Task
Return all lines with the word "заменить" in them.

Data supplied
## BEGIN
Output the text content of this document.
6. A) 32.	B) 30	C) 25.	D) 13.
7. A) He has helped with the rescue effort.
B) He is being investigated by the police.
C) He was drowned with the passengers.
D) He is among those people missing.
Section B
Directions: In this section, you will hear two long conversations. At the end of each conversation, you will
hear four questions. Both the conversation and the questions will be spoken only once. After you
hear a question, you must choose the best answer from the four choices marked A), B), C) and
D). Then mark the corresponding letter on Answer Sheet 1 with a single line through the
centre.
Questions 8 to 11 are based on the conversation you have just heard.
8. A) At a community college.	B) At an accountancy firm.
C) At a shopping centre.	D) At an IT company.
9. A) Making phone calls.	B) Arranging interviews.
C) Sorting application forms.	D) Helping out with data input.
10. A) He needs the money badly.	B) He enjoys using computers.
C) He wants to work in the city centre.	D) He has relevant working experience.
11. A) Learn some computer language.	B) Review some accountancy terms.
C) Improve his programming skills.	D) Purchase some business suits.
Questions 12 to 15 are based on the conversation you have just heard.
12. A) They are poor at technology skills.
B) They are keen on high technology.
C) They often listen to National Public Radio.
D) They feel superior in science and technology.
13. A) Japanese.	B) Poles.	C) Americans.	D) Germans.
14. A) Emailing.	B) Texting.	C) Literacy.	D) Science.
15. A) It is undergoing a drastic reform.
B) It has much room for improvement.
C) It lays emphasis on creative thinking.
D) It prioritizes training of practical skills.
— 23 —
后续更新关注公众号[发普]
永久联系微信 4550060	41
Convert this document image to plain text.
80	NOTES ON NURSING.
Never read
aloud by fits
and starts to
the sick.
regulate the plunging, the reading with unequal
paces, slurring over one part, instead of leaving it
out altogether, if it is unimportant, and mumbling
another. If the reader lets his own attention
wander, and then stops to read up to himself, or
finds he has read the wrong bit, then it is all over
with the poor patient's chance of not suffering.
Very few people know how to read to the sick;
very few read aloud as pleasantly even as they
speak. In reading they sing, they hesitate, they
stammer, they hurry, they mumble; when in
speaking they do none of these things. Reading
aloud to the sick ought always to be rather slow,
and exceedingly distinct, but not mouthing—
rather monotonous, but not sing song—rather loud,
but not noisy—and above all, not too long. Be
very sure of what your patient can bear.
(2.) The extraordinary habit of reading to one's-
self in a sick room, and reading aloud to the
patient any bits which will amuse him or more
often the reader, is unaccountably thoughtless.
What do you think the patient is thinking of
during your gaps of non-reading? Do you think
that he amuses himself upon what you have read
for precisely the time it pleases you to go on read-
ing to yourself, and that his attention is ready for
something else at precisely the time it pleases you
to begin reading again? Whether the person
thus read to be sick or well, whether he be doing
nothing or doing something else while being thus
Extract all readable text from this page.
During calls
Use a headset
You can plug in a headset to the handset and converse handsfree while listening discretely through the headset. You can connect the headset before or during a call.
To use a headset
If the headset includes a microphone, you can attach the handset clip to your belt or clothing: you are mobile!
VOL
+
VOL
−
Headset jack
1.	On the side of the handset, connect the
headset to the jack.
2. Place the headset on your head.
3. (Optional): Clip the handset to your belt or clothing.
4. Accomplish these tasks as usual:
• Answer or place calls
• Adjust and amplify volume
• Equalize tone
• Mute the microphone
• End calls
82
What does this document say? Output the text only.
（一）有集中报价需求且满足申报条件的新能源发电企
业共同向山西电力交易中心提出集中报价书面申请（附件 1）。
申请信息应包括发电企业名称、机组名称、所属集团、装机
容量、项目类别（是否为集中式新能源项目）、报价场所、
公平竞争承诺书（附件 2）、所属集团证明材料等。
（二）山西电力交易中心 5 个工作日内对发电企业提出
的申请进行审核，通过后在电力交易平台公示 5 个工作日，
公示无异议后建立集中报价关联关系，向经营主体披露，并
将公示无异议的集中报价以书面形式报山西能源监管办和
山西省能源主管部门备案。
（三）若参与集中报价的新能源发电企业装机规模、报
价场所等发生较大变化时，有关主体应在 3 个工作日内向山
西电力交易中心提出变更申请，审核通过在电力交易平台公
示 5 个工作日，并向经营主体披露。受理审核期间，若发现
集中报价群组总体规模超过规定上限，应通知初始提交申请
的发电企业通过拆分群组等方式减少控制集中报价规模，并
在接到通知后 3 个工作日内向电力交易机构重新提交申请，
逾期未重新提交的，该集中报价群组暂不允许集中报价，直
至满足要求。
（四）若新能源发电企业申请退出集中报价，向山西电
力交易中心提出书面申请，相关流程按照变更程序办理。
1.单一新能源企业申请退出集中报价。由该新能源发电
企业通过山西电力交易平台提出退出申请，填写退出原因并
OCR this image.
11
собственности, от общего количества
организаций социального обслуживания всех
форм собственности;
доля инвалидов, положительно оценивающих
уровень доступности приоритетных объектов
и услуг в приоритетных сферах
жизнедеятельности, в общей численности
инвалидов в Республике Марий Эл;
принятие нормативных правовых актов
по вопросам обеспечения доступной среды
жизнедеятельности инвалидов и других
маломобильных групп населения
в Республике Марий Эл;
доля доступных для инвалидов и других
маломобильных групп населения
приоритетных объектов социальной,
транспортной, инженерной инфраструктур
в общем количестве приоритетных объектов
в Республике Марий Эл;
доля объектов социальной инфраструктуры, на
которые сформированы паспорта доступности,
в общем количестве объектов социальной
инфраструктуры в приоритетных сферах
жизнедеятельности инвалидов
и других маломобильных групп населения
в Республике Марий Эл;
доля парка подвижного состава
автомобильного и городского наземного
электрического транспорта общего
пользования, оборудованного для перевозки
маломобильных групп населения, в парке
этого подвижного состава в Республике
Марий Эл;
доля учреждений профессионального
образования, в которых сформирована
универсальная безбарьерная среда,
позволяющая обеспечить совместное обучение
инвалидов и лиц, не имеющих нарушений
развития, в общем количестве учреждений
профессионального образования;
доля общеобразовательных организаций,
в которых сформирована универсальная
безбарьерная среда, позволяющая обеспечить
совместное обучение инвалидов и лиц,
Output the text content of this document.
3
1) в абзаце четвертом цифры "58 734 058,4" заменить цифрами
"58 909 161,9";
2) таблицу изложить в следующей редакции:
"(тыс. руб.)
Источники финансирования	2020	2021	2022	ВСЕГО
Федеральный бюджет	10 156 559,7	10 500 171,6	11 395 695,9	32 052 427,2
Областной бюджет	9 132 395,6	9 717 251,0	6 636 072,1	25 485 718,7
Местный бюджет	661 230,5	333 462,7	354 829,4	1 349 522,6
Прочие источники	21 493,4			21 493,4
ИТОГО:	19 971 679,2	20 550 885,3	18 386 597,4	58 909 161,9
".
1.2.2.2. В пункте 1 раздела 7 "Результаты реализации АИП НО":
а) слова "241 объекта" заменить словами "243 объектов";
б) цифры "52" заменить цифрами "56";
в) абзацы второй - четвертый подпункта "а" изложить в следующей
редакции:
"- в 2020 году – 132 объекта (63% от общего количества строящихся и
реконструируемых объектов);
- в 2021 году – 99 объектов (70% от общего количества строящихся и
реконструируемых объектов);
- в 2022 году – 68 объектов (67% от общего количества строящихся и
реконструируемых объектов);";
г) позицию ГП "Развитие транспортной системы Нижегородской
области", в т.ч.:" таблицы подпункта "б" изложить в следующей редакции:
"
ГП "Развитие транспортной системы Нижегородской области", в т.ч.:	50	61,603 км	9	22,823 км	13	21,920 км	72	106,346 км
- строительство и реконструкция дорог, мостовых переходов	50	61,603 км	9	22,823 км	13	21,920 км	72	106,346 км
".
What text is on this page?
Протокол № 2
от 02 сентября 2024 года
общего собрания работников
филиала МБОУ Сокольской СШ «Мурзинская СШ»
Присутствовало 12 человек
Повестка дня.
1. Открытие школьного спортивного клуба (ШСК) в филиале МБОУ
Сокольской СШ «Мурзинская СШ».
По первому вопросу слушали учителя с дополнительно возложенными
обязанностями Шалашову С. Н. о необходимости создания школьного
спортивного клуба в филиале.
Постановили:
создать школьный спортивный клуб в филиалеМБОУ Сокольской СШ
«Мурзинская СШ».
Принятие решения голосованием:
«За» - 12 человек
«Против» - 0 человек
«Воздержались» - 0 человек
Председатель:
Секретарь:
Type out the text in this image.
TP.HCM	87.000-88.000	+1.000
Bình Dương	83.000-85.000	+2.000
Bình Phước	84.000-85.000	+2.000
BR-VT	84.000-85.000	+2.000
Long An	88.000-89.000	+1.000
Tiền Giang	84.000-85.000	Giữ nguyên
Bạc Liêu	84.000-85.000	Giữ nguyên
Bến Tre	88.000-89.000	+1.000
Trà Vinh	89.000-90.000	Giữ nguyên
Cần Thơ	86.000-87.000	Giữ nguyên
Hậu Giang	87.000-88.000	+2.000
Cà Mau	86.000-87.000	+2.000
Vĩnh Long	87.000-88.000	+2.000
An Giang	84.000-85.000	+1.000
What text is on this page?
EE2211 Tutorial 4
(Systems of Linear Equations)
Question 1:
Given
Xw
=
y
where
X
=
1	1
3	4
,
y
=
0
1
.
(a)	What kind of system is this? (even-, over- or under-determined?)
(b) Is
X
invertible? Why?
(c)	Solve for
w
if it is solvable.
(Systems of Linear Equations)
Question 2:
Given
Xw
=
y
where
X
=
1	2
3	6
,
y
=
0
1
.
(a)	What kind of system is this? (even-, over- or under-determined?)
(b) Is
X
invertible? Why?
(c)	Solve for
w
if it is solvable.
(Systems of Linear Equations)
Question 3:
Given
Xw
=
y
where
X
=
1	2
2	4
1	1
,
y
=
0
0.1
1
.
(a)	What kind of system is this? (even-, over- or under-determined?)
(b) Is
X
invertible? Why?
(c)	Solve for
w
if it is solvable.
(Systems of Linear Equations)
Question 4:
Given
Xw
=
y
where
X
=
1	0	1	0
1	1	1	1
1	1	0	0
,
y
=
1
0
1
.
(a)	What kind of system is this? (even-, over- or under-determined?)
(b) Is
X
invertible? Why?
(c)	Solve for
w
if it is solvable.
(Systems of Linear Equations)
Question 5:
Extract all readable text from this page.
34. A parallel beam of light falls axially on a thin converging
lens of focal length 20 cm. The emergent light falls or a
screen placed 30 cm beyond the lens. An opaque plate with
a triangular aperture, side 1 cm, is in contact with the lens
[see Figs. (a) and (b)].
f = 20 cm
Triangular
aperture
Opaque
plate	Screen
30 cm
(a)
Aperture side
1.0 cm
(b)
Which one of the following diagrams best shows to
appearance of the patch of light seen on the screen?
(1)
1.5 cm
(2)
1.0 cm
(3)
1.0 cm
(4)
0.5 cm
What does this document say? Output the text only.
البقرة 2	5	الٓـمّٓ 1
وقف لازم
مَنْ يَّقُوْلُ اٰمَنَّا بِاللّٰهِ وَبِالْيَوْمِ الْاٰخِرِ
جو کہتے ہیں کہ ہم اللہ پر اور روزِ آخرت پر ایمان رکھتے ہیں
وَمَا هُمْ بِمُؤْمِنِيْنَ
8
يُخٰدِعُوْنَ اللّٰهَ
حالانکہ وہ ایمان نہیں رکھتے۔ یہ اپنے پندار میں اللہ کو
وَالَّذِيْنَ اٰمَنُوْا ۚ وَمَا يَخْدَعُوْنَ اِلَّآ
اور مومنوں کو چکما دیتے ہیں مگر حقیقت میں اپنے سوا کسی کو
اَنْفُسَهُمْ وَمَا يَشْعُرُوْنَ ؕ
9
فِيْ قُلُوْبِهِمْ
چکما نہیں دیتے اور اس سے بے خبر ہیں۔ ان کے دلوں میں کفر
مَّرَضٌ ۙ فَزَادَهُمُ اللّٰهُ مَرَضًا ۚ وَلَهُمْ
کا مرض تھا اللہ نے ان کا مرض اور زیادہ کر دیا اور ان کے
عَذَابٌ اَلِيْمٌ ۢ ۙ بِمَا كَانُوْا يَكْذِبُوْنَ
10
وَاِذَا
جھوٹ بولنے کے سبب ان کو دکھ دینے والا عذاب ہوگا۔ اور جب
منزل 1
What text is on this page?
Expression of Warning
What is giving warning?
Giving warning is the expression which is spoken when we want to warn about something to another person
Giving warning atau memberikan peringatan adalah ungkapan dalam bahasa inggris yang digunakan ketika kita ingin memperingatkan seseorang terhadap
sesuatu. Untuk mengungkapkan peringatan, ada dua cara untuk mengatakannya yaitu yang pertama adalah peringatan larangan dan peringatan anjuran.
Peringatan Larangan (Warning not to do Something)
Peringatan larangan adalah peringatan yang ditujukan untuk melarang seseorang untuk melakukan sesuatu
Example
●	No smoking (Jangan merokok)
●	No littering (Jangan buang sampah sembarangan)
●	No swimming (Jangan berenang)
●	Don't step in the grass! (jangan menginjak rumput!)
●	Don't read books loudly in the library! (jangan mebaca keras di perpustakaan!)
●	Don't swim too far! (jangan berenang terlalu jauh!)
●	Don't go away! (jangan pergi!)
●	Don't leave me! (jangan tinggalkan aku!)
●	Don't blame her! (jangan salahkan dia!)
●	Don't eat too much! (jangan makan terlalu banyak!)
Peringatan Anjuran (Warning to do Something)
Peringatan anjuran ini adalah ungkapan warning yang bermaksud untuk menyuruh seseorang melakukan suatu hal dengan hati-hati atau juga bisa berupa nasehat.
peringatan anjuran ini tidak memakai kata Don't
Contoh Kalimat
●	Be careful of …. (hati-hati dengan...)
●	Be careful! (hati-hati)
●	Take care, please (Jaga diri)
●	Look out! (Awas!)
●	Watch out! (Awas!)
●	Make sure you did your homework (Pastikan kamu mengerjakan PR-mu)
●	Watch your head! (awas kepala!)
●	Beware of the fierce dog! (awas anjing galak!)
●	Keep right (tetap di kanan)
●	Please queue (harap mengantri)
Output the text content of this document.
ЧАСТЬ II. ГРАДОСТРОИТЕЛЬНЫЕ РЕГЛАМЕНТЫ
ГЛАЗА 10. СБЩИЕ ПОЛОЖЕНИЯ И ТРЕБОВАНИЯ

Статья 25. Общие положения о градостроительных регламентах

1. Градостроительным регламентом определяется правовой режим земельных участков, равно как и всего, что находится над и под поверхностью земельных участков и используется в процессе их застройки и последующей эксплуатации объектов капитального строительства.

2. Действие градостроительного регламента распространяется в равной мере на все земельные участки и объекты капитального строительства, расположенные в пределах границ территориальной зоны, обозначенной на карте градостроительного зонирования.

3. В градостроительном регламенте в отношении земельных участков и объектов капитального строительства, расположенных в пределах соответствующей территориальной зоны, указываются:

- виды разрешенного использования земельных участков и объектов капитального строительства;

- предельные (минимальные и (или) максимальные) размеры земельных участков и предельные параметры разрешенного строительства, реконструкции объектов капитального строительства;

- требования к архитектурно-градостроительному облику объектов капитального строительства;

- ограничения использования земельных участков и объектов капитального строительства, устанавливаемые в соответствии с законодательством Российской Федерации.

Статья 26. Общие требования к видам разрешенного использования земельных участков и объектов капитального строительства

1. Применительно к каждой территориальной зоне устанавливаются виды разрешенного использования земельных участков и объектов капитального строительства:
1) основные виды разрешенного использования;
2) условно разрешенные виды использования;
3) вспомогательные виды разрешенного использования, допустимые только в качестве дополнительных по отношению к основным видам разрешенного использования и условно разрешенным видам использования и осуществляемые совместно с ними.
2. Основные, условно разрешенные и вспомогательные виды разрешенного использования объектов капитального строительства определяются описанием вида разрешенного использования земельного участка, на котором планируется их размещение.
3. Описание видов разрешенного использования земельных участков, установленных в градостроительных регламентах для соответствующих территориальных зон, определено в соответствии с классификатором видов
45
## END
Solution for this exercise
1) в абзаце четвертом цифры "58 734 058,4" заменить цифрами
а) слова "241 объекта" заменить словами "243 объектов";
б) цифры "52" заменить цифрами "56";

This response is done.